_Problem statement_:
Identify all lines in the listing that include the word "left", and copy them out.
>> START
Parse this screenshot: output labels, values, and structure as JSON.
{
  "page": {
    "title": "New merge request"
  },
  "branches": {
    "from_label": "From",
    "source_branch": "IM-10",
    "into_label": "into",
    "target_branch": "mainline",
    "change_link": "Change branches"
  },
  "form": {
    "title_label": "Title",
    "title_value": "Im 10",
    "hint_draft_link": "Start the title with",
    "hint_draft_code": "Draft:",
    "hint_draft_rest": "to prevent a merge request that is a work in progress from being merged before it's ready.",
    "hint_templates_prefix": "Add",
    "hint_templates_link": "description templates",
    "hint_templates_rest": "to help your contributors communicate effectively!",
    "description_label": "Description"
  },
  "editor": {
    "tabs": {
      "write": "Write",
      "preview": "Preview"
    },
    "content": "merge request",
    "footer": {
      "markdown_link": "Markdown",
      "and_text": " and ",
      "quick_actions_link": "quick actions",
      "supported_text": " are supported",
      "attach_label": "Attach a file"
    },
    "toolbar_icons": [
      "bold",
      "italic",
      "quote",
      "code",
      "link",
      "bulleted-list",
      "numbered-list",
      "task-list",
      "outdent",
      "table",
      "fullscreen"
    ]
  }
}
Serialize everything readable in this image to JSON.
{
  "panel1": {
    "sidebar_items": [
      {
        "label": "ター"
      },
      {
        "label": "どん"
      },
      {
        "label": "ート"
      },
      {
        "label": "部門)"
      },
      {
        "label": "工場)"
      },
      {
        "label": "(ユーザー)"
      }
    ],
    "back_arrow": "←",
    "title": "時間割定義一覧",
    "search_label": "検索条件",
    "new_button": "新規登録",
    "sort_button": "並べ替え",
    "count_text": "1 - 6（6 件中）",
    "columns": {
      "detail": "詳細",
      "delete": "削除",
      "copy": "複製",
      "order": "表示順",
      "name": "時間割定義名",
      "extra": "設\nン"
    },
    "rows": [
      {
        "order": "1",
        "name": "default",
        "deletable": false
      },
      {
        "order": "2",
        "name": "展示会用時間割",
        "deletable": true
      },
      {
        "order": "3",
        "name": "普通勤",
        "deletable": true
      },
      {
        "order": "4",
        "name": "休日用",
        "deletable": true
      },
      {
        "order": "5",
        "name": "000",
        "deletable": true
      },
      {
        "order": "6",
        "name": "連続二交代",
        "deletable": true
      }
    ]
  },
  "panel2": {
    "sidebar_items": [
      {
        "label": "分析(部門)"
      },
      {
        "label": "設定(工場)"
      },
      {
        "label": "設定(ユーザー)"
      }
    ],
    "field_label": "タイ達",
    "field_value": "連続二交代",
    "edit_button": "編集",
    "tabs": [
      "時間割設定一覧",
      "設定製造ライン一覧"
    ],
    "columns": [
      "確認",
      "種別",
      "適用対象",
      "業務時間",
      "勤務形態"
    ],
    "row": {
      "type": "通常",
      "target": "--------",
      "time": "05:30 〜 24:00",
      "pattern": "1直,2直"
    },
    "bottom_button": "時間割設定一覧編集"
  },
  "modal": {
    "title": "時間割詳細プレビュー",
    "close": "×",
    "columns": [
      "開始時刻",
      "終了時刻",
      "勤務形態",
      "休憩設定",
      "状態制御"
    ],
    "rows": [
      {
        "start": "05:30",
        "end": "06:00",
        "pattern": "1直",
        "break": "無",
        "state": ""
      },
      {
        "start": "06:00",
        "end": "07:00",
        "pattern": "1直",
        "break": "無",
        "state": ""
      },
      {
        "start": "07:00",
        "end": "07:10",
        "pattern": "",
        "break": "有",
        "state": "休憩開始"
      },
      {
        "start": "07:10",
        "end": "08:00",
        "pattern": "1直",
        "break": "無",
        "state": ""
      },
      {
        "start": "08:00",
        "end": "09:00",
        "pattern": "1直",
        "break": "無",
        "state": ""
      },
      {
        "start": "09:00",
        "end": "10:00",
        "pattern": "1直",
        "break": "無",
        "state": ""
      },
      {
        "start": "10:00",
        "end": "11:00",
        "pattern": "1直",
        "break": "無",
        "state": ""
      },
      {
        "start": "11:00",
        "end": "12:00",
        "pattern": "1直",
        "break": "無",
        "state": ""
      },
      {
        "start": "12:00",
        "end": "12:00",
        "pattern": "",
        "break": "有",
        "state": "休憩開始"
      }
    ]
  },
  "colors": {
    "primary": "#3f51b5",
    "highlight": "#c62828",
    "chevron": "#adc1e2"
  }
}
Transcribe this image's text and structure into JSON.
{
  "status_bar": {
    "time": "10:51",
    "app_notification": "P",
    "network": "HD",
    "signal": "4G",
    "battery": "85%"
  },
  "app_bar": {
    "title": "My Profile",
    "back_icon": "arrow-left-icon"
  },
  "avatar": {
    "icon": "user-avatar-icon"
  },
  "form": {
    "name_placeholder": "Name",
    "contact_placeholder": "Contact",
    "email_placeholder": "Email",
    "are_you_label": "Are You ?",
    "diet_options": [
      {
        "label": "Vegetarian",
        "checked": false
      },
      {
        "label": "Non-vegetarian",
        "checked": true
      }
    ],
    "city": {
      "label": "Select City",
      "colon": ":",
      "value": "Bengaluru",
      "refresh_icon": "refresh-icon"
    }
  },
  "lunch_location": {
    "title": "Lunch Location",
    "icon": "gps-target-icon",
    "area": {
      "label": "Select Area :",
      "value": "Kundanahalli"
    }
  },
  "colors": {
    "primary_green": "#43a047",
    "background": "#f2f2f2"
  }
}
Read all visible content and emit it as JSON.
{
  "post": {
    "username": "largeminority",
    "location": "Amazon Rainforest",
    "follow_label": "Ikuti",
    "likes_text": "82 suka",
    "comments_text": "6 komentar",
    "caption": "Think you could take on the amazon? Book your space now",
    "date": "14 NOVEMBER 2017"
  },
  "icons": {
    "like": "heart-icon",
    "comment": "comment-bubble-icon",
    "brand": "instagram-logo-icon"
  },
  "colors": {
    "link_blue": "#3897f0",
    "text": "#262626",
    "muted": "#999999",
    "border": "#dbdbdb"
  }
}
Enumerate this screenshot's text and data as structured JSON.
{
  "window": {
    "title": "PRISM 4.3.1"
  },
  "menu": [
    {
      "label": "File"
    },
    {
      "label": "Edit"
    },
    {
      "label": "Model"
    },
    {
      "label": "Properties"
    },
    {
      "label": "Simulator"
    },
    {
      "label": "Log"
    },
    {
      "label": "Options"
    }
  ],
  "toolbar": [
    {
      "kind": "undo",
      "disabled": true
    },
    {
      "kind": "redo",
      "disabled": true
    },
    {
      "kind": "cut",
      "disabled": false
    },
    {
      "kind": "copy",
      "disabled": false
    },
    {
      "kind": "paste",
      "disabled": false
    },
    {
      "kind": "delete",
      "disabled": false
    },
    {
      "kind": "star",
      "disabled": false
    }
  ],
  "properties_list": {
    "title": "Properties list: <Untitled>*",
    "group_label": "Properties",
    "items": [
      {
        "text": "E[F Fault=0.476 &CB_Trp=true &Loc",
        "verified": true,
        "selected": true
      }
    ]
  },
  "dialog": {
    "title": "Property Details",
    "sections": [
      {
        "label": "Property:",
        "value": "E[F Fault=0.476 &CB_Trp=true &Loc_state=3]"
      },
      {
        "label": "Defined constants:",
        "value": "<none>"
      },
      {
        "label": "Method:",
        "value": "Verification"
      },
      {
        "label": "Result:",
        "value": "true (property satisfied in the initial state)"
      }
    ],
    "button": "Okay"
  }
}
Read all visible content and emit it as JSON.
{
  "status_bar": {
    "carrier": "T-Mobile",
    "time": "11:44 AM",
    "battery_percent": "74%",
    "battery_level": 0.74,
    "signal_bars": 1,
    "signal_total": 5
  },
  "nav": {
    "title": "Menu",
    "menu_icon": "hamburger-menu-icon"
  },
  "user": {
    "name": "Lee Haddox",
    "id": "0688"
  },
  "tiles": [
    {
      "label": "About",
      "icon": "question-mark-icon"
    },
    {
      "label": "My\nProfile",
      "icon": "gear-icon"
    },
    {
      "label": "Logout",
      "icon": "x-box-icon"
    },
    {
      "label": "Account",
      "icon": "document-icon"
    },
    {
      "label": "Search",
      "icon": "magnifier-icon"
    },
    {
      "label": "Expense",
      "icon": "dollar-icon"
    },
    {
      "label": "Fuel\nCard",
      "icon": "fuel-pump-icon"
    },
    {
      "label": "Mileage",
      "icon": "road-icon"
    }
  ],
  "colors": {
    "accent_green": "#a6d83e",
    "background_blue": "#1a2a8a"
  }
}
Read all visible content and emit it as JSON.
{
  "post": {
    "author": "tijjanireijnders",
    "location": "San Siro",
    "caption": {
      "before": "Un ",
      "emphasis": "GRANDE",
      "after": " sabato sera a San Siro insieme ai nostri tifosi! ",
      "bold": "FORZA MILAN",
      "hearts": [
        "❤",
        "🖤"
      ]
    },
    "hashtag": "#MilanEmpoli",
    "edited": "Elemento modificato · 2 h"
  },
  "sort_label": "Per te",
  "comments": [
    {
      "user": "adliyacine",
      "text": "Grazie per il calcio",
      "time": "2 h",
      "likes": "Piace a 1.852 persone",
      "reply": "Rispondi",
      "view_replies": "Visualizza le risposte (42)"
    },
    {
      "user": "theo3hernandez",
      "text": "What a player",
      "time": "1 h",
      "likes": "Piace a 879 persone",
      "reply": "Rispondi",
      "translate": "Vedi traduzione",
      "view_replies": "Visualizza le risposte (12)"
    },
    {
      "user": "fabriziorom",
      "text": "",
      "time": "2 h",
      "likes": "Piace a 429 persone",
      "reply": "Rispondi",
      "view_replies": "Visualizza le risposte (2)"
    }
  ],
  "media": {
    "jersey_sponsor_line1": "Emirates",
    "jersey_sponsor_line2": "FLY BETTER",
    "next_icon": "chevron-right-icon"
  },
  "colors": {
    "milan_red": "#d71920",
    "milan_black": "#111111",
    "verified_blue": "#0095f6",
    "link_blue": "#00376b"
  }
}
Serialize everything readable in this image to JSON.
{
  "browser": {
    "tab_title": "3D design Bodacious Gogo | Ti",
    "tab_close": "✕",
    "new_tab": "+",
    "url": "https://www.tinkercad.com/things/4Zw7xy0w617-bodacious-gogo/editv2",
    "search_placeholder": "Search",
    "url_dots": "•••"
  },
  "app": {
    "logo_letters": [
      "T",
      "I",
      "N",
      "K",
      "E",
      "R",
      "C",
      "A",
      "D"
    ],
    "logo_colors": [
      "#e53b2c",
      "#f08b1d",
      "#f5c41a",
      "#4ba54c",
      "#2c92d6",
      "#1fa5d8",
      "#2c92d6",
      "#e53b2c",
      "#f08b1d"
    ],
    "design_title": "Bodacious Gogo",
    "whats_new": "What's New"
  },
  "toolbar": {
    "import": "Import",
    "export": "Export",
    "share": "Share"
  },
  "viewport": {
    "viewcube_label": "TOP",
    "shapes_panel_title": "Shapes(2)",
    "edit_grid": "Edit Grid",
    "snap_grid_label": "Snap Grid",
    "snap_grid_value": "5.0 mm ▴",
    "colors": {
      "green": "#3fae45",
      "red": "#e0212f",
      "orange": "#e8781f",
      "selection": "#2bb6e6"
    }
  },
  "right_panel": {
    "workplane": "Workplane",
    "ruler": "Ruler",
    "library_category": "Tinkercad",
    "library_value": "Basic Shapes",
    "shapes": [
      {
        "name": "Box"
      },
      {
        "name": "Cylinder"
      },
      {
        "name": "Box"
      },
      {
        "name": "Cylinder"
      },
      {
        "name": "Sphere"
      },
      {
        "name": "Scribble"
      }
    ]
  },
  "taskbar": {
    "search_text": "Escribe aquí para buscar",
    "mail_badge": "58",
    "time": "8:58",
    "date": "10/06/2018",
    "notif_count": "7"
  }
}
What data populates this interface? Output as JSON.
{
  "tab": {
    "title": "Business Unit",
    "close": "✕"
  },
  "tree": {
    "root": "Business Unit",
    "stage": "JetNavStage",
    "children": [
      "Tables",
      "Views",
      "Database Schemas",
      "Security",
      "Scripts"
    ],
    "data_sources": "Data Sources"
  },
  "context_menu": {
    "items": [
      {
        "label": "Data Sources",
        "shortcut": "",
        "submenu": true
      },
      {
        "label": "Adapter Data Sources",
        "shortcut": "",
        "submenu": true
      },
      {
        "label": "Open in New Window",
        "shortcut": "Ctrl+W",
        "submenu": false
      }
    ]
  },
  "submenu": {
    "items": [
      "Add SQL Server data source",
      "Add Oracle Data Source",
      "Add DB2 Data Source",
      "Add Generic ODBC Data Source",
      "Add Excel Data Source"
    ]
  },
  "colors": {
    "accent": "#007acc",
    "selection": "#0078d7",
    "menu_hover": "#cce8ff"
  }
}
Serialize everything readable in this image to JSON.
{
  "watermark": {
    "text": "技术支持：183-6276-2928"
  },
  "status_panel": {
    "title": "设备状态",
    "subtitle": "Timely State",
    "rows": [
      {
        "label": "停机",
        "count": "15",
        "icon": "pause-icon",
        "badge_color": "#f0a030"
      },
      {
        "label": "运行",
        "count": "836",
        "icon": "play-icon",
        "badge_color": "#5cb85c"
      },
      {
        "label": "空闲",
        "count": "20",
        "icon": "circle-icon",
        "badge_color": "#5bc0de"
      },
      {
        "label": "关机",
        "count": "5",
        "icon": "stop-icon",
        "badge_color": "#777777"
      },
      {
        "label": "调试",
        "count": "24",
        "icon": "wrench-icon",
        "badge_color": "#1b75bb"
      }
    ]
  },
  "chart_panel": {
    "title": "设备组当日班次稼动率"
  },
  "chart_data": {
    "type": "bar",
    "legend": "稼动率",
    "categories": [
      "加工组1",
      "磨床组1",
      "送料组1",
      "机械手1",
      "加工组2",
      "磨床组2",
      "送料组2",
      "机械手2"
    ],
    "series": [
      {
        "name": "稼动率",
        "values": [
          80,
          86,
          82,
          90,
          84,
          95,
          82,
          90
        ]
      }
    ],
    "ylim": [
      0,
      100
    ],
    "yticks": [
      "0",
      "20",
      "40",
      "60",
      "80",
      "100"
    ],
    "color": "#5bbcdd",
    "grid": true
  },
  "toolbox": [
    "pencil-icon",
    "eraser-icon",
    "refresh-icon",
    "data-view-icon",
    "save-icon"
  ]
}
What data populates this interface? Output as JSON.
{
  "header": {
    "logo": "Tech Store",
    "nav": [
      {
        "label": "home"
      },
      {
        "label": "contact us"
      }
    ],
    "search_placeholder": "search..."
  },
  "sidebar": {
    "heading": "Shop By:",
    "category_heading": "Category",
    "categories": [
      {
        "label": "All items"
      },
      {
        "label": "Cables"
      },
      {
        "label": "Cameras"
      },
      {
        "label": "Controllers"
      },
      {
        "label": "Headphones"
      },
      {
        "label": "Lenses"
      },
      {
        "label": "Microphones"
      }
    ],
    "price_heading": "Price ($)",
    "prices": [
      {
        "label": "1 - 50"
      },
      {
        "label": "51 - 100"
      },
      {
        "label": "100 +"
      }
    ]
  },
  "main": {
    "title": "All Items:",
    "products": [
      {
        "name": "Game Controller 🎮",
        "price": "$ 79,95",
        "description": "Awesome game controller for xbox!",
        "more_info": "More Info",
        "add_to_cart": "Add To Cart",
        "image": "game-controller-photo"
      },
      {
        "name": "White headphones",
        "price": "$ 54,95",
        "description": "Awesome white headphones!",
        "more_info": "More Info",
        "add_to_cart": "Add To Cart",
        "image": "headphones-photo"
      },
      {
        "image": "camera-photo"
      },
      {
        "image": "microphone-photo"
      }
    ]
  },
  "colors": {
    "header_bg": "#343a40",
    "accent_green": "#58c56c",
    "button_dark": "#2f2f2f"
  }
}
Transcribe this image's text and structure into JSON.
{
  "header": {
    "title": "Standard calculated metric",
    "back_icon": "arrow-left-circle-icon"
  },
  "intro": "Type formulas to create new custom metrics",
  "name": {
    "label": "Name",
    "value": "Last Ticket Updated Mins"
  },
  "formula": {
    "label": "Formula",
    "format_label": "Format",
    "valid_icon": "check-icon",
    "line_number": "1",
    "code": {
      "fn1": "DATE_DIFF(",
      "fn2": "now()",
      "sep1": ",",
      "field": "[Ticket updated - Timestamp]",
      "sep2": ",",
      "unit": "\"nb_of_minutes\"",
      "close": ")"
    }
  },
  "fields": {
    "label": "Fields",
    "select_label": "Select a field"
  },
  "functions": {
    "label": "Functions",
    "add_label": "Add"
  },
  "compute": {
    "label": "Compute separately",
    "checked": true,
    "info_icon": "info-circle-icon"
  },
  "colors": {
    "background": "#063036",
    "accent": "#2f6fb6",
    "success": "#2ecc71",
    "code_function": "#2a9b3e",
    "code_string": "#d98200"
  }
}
>> END
_Output of the exercise_:
    "back_icon": "arrow-left-icon"
    "back_icon": "arrow-left-circle-icon"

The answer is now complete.